— STATED PROBLEM —
Copy the records below word for word, changing nothing.

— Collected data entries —
-.-.-
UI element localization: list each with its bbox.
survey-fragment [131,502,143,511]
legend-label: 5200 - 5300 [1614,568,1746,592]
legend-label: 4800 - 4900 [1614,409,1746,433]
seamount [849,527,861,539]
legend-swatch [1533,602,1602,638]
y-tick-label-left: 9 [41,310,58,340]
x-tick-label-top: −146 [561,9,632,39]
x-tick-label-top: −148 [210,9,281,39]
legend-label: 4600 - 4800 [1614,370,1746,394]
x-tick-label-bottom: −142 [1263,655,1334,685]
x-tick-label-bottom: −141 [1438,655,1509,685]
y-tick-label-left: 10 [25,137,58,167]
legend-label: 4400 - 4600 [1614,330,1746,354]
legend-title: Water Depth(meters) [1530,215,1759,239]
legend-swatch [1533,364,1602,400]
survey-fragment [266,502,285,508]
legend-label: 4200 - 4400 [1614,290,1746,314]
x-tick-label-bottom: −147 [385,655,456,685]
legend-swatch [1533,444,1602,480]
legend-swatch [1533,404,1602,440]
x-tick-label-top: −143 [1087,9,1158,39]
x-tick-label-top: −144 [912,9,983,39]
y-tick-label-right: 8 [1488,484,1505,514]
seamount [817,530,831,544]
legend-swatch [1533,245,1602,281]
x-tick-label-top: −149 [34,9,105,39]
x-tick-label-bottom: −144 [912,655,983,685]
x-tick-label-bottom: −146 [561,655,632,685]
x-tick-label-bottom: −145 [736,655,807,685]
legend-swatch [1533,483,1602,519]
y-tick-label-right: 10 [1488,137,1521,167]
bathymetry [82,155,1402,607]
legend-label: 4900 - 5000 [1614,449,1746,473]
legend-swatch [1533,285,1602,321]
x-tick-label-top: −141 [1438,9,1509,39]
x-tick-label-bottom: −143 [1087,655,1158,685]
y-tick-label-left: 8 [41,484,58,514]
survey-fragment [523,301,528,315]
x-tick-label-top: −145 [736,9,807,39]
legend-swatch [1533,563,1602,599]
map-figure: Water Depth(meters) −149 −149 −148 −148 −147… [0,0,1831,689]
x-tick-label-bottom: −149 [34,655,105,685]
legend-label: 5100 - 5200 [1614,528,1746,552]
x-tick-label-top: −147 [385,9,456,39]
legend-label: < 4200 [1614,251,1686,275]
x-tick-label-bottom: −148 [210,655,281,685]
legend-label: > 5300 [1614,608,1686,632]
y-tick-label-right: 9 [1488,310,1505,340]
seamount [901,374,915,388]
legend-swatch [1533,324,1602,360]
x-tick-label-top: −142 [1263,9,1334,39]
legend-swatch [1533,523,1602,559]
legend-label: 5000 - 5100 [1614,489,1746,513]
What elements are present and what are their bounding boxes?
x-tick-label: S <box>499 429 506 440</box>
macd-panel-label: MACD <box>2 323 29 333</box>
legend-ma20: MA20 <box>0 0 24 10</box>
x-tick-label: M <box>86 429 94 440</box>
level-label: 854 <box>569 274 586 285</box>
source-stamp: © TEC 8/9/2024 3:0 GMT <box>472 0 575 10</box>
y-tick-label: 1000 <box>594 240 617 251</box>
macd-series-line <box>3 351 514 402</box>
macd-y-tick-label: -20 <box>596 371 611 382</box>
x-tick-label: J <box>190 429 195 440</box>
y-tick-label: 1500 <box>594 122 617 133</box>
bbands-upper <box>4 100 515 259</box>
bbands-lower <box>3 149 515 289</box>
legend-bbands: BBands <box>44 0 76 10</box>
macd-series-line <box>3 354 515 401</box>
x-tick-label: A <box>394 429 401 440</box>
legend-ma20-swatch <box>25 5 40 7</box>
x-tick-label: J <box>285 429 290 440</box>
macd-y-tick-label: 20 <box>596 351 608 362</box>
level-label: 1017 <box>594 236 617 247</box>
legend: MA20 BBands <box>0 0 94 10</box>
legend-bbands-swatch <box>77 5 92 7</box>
-.-.-
— REPLY TO THE EXERCISE —
UI element localization: list each with its bbox.
survey-fragment [131,502,143,511]
legend-label: 5200 - 5300 [1614,568,1746,592]
legend-label: 4800 - 4900 [1614,409,1746,433]
seamount [849,527,861,539]
legend-swatch [1533,602,1602,638]
y-tick-label-left: 9 [41,310,58,340]
x-tick-label-top: −146 [561,9,632,39]
x-tick-label-top: −148 [210,9,281,39]
legend-label: 4600 - 4800 [1614,370,1746,394]
x-tick-label-bottom: −142 [1263,655,1334,685]
x-tick-label-bottom: −141 [1438,655,1509,685]
y-tick-label-left: 10 [25,137,58,167]
legend-label: 4400 - 4600 [1614,330,1746,354]
legend-title: Water Depth(meters) [1530,215,1759,239]
legend-swatch [1533,364,1602,400]
survey-fragment [266,502,285,508]
legend-label: 4200 - 4400 [1614,290,1746,314]
x-tick-label-bottom: −147 [385,655,456,685]
legend-swatch [1533,444,1602,480]
legend-swatch [1533,404,1602,440]
x-tick-label-top: −143 [1087,9,1158,39]
x-tick-label-top: −144 [912,9,983,39]
y-tick-label-right: 8 [1488,484,1505,514]
seamount [817,530,831,544]
legend-swatch [1533,245,1602,281]
x-tick-label-top: −149 [34,9,105,39]
x-tick-label-bottom: −144 [912,655,983,685]
x-tick-label-bottom: −146 [561,655,632,685]
x-tick-label-bottom: −145 [736,655,807,685]
legend-swatch [1533,483,1602,519]
y-tick-label-right: 10 [1488,137,1521,167]
bathymetry [82,155,1402,607]
legend-label: 4900 - 5000 [1614,449,1746,473]
legend-swatch [1533,285,1602,321]
x-tick-label-top: −141 [1438,9,1509,39]
x-tick-label-bottom: −143 [1087,655,1158,685]
y-tick-label-left: 8 [41,484,58,514]
survey-fragment [523,301,528,315]
x-tick-label-top: −145 [736,9,807,39]
legend-swatch [1533,563,1602,599]
map-figure: Water Depth(meters) −149 −149 −148 −148 −147… [0,0,1831,689]
x-tick-label-bottom: −149 [34,655,105,685]
legend-label: 5100 - 5200 [1614,528,1746,552]
x-tick-label-top: −147 [385,9,456,39]
legend-label: < 4200 [1614,251,1686,275]
x-tick-label-bottom: −148 [210,655,281,685]
legend-label: > 5300 [1614,608,1686,632]
y-tick-label-right: 9 [1488,310,1505,340]
seamount [901,374,915,388]
legend-swatch [1533,324,1602,360]
x-tick-label-top: −142 [1263,9,1334,39]
legend-swatch [1533,523,1602,559]
legend-label: 5000 - 5100 [1614,489,1746,513]
What elements are present and what are their bounding boxes?
x-tick-label: S <box>499 429 506 440</box>
macd-panel-label: MACD <box>2 323 29 333</box>
legend-ma20: MA20 <box>0 0 24 10</box>
x-tick-label: M <box>86 429 94 440</box>
level-label: 854 <box>569 274 586 285</box>
source-stamp: © TEC 8/9/2024 3:0 GMT <box>472 0 575 10</box>
y-tick-label: 1000 <box>594 240 617 251</box>
macd-series-line <box>3 351 514 402</box>
macd-y-tick-label: -20 <box>596 371 611 382</box>
x-tick-label: J <box>190 429 195 440</box>
y-tick-label: 1500 <box>594 122 617 133</box>
bbands-upper <box>4 100 515 259</box>
bbands-lower <box>3 149 515 289</box>
legend-bbands: BBands <box>44 0 76 10</box>
macd-series-line <box>3 354 515 401</box>
x-tick-label: A <box>394 429 401 440</box>
legend-ma20-swatch <box>25 5 40 7</box>
x-tick-label: J <box>285 429 290 440</box>
macd-y-tick-label: 20 <box>596 351 608 362</box>
level-label: 1017 <box>594 236 617 247</box>
legend: MA20 BBands <box>0 0 94 10</box>
legend-bbands-swatch <box>77 5 92 7</box>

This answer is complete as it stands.